__WHAT IS EXPECTED__
Pull out the lines from the beginning of the list below up to and including the line containing "Text: IP Concept", and reproduce them verbatim.

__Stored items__
:::

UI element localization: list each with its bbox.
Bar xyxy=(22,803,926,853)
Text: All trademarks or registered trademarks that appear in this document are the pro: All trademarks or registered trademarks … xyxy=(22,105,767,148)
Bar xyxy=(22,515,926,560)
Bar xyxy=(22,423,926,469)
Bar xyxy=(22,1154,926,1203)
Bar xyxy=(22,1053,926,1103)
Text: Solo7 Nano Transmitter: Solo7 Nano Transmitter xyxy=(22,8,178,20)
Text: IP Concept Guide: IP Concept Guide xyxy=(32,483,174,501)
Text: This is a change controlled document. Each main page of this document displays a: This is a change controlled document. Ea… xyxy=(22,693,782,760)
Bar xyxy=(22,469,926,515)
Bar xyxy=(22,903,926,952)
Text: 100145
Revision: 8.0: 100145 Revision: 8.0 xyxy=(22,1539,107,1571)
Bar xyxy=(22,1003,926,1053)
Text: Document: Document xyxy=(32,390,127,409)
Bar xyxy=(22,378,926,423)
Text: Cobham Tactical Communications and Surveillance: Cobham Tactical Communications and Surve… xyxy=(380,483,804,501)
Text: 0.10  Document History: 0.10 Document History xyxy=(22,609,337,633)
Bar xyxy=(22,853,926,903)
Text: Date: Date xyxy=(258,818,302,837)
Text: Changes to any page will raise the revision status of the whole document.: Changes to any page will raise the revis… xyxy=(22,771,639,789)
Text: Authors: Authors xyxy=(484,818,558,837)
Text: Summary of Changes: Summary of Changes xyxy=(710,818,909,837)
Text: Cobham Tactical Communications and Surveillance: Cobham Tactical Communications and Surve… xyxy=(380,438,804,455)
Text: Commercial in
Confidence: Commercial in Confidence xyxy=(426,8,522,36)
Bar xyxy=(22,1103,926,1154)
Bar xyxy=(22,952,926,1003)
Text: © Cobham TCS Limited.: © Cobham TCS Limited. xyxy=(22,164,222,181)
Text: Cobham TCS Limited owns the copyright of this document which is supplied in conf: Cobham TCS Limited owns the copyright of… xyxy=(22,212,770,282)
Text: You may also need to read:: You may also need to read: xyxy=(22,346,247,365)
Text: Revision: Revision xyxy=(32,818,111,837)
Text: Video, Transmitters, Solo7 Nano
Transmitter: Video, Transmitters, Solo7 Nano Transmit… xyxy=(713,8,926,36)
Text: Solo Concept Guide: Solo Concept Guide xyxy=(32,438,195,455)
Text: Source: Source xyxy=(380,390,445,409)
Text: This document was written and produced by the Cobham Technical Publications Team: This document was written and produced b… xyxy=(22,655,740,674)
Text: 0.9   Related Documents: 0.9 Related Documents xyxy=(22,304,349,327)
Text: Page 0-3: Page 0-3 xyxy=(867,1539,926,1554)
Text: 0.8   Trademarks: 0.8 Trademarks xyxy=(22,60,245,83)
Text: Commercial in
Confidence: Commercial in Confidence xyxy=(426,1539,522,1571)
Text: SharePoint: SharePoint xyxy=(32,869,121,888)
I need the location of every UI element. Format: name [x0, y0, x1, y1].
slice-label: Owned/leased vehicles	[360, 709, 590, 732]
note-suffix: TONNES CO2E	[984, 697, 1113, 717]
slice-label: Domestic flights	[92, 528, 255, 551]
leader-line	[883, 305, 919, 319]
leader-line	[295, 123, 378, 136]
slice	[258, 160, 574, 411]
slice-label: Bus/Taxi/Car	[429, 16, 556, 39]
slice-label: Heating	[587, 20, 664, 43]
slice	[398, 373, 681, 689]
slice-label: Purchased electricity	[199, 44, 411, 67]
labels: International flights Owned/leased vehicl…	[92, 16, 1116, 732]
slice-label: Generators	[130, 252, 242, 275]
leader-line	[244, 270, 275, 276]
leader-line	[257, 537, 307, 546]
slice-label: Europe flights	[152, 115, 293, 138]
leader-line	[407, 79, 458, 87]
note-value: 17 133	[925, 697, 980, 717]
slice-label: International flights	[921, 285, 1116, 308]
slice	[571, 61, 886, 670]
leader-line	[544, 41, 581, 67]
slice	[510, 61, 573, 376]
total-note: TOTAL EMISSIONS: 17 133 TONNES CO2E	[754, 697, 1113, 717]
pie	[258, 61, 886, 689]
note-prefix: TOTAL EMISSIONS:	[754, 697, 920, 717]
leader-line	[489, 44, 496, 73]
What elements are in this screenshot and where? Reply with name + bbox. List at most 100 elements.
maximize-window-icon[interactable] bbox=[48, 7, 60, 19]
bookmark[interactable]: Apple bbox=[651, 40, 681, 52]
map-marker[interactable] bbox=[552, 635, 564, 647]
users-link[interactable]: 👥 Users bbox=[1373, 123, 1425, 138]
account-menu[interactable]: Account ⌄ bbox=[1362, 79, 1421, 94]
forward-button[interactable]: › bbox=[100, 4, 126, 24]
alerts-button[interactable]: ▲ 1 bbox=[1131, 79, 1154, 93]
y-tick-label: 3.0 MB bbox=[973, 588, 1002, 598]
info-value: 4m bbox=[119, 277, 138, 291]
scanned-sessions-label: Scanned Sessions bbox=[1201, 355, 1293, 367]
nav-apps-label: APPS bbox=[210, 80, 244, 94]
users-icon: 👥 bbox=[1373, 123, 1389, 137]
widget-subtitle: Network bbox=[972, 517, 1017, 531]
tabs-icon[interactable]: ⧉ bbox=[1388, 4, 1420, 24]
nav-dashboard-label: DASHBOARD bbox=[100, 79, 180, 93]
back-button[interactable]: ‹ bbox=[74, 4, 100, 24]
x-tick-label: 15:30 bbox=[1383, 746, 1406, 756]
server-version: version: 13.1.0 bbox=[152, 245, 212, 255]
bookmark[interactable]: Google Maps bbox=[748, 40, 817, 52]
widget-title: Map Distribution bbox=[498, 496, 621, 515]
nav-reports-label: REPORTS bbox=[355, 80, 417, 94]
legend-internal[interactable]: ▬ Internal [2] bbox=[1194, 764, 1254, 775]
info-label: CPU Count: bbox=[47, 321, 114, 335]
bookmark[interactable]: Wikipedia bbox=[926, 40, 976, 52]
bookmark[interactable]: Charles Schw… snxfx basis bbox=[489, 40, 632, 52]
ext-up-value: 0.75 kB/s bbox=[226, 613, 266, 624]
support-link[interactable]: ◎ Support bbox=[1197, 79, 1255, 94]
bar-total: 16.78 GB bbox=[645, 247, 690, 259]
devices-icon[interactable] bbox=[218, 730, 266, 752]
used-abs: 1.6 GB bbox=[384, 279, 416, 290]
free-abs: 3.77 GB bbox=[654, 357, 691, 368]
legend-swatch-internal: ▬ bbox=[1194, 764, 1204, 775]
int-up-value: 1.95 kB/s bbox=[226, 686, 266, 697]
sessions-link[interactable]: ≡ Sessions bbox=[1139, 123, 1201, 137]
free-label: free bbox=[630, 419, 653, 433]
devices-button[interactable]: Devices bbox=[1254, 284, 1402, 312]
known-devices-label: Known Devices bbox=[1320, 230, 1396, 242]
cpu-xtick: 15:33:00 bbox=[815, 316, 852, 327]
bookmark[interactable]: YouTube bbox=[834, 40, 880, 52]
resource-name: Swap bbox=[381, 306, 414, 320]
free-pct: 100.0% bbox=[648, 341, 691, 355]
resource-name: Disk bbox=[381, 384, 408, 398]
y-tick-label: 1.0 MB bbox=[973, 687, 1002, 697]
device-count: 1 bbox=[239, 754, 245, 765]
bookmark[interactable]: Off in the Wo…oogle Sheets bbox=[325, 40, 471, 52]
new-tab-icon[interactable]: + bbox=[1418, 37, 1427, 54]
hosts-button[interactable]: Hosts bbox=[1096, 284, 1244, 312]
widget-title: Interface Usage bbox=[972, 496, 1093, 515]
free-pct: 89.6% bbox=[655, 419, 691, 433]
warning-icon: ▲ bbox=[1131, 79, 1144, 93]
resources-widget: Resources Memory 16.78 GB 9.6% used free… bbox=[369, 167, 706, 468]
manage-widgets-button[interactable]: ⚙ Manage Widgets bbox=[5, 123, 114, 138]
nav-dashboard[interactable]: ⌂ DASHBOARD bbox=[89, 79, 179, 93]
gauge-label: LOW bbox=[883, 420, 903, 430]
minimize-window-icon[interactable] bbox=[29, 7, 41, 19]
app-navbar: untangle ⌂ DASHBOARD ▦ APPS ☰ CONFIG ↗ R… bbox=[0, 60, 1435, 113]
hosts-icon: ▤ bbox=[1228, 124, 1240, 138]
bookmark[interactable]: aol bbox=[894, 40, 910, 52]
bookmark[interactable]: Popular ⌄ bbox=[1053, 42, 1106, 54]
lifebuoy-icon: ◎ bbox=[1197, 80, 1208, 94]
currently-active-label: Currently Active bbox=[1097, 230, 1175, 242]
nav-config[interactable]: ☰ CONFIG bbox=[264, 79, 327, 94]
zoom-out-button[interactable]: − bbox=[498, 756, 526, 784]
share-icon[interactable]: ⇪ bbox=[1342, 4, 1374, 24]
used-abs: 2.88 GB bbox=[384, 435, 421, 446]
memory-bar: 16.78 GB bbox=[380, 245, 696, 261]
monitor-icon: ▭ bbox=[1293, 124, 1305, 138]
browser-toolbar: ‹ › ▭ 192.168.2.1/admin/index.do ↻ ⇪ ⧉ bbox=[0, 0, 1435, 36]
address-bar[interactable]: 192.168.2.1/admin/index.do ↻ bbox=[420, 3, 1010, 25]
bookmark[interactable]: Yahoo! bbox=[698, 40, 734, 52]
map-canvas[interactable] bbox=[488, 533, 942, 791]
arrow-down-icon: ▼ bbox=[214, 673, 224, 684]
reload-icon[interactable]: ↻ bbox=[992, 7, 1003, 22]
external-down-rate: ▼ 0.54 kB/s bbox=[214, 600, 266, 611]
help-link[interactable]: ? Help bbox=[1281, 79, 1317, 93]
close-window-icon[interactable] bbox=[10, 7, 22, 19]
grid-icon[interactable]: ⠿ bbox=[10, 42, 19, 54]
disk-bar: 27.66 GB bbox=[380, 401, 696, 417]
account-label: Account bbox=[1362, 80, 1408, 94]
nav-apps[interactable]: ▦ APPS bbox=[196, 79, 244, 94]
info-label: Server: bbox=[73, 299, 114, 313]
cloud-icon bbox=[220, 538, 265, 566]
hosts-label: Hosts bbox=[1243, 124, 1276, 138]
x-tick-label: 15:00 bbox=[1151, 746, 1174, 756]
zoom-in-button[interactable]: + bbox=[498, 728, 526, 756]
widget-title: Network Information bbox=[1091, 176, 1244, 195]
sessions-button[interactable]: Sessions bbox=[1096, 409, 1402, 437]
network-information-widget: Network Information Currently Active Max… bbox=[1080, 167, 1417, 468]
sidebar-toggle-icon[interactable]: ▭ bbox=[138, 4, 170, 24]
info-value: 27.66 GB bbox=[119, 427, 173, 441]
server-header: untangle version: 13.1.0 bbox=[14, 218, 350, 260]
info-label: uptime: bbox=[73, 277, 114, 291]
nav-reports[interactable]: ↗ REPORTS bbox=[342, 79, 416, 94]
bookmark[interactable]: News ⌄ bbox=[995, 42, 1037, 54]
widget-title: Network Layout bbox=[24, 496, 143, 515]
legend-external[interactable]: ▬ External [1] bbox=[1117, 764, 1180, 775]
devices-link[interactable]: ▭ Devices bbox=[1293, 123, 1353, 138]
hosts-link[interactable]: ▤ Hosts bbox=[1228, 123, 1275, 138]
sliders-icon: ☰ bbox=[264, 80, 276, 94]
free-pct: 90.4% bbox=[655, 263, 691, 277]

:::

__SOLUTION TO THIS TASK__
UI element localization: list each with its bbox.
Bar xyxy=(22,803,926,853)
Text: All trademarks or registered trademarks that appear in this document are the pro: All trademarks or registered trademarks … xyxy=(22,105,767,148)
Bar xyxy=(22,515,926,560)
Bar xyxy=(22,423,926,469)
Bar xyxy=(22,1154,926,1203)
Bar xyxy=(22,1053,926,1103)
Text: Solo7 Nano Transmitter: Solo7 Nano Transmitter xyxy=(22,8,178,20)
Text: IP Concept Guide: IP Concept Guide xyxy=(32,483,174,501)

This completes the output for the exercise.